(What you should do) Restate the data below word for word. Skip any images it contains.

Entries from a visual dataset

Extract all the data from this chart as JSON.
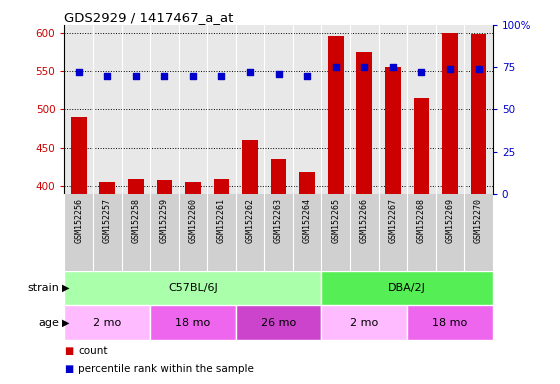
{
  "title": "GDS2929 / 1417467_a_at",
  "samples": [
    "GSM152256",
    "GSM152257",
    "GSM152258",
    "GSM152259",
    "GSM152260",
    "GSM152261",
    "GSM152262",
    "GSM152263",
    "GSM152264",
    "GSM152265",
    "GSM152266",
    "GSM152267",
    "GSM152268",
    "GSM152269",
    "GSM152270"
  ],
  "counts": [
    490,
    405,
    410,
    408,
    406,
    410,
    460,
    436,
    418,
    595,
    575,
    555,
    515,
    600,
    598
  ],
  "percentiles": [
    72,
    70,
    70,
    70,
    70,
    70,
    72,
    71,
    70,
    75,
    75,
    75,
    72,
    74,
    74
  ],
  "ylim_left": [
    390,
    610
  ],
  "ylim_right": [
    0,
    100
  ],
  "yticks_left": [
    400,
    450,
    500,
    550,
    600
  ],
  "yticks_right": [
    0,
    25,
    50,
    75,
    100
  ],
  "bar_color": "#cc0000",
  "dot_color": "#0000cc",
  "plot_bg": "#e8e8e8",
  "label_area_bg": "#d0d0d0",
  "strain_groups": [
    {
      "label": "C57BL/6J",
      "start": 0,
      "end": 9,
      "color": "#aaffaa"
    },
    {
      "label": "DBA/2J",
      "start": 9,
      "end": 15,
      "color": "#55ee55"
    }
  ],
  "age_groups": [
    {
      "label": "2 mo",
      "start": 0,
      "end": 3,
      "color": "#ffbbff"
    },
    {
      "label": "18 mo",
      "start": 3,
      "end": 6,
      "color": "#ee66ee"
    },
    {
      "label": "26 mo",
      "start": 6,
      "end": 9,
      "color": "#cc44cc"
    },
    {
      "label": "2 mo",
      "start": 9,
      "end": 12,
      "color": "#ffbbff"
    },
    {
      "label": "18 mo",
      "start": 12,
      "end": 15,
      "color": "#ee66ee"
    }
  ],
  "label_count": "count",
  "label_percentile": "percentile rank within the sample"
}
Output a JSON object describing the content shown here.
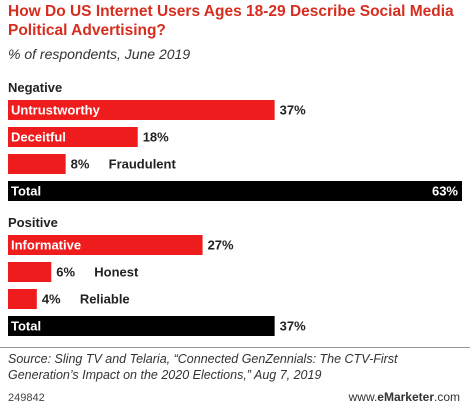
{
  "chart_data": {
    "type": "bar",
    "title": "How Do US Internet Users Ages 18-29 Describe Social Media Political Advertising?",
    "subtitle": "% of respondents, June 2019",
    "unit": "%",
    "groups": [
      {
        "label": "Negative",
        "items": [
          {
            "label": "Untrustworthy",
            "value": 37,
            "display": "37%"
          },
          {
            "label": "Deceitful",
            "value": 18,
            "display": "18%"
          },
          {
            "label": "Fraudulent",
            "value": 8,
            "display": "8%"
          }
        ],
        "total": {
          "label": "Total",
          "value": 63,
          "display": "63%"
        }
      },
      {
        "label": "Positive",
        "items": [
          {
            "label": "Informative",
            "value": 27,
            "display": "27%"
          },
          {
            "label": "Honest",
            "value": 6,
            "display": "6%"
          },
          {
            "label": "Reliable",
            "value": 4,
            "display": "4%"
          }
        ],
        "total": {
          "label": "Total",
          "value": 37,
          "display": "37%"
        }
      }
    ],
    "xlim": [
      0,
      63
    ],
    "colors": {
      "item_bar": "#ee1c1c",
      "total_bar": "#000000",
      "title": "#d62d1f"
    }
  },
  "footer": {
    "source": "Source: Sling TV and Telaria, “Connected GenZennials: The CTV-First Generation’s Impact on the 2020 Elections,” Aug 7, 2019",
    "chart_id": "249842",
    "brand_url": "www.",
    "brand_name": "eMarketer",
    "brand_tld": ".com"
  }
}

(Problem solution)
Extract all the data from this chart as JSON.
{
  "title": "GDS2929 / 1417467_a_at",
  "samples": [
    "GSM152256",
    "GSM152257",
    "GSM152258",
    "GSM152259",
    "GSM152260",
    "GSM152261",
    "GSM152262",
    "GSM152263",
    "GSM152264",
    "GSM152265",
    "GSM152266",
    "GSM152267",
    "GSM152268",
    "GSM152269",
    "GSM152270"
  ],
  "counts": [
    490,
    405,
    410,
    408,
    406,
    410,
    460,
    436,
    418,
    595,
    575,
    555,
    515,
    600,
    598
  ],
  "percentiles": [
    72,
    70,
    70,
    70,
    70,
    70,
    72,
    71,
    70,
    75,
    75,
    75,
    72,
    74,
    74
  ],
  "ylim_left": [
    390,
    610
  ],
  "ylim_right": [
    0,
    100
  ],
  "yticks_left": [
    400,
    450,
    500,
    550,
    600
  ],
  "yticks_right": [
    0,
    25,
    50,
    75,
    100
  ],
  "bar_color": "#cc0000",
  "dot_color": "#0000cc",
  "plot_bg": "#e8e8e8",
  "label_area_bg": "#d0d0d0",
  "strain_groups": [
    {
      "label": "C57BL/6J",
      "start": 0,
      "end": 9,
      "color": "#aaffaa"
    },
    {
      "label": "DBA/2J",
      "start": 9,
      "end": 15,
      "color": "#55ee55"
    }
  ],
  "age_groups": [
    {
      "label": "2 mo",
      "start": 0,
      "end": 3,
      "color": "#ffbbff"
    },
    {
      "label": "18 mo",
      "start": 3,
      "end": 6,
      "color": "#ee66ee"
    },
    {
      "label": "26 mo",
      "start": 6,
      "end": 9,
      "color": "#cc44cc"
    },
    {
      "label": "2 mo",
      "start": 9,
      "end": 12,
      "color": "#ffbbff"
    },
    {
      "label": "18 mo",
      "start": 12,
      "end": 15,
      "color": "#ee66ee"
    }
  ],
  "label_count": "count",
  "label_percentile": "percentile rank within the sample"
}
Output a JSON object describing the content shown here.
{
  "chart_data": {
    "type": "bar",
    "title": "How Do US Internet Users Ages 18-29 Describe Social Media Political Advertising?",
    "subtitle": "% of respondents, June 2019",
    "unit": "%",
    "groups": [
      {
        "label": "Negative",
        "items": [
          {
            "label": "Untrustworthy",
            "value": 37,
            "display": "37%"
          },
          {
            "label": "Deceitful",
            "value": 18,
            "display": "18%"
          },
          {
            "label": "Fraudulent",
            "value": 8,
            "display": "8%"
          }
        ],
        "total": {
          "label": "Total",
          "value": 63,
          "display": "63%"
        }
      },
      {
        "label": "Positive",
        "items": [
          {
            "label": "Informative",
            "value": 27,
            "display": "27%"
          },
          {
            "label": "Honest",
            "value": 6,
            "display": "6%"
          },
          {
            "label": "Reliable",
            "value": 4,
            "display": "4%"
          }
        ],
        "total": {
          "label": "Total",
          "value": 37,
          "display": "37%"
        }
      }
    ],
    "xlim": [
      0,
      63
    ],
    "colors": {
      "item_bar": "#ee1c1c",
      "total_bar": "#000000",
      "title": "#d62d1f"
    }
  },
  "footer": {
    "source": "Source: Sling TV and Telaria, “Connected GenZennials: The CTV-First Generation’s Impact on the 2020 Elections,” Aug 7, 2019",
    "chart_id": "249842",
    "brand_url": "www.",
    "brand_name": "eMarketer",
    "brand_tld": ".com"
  }
}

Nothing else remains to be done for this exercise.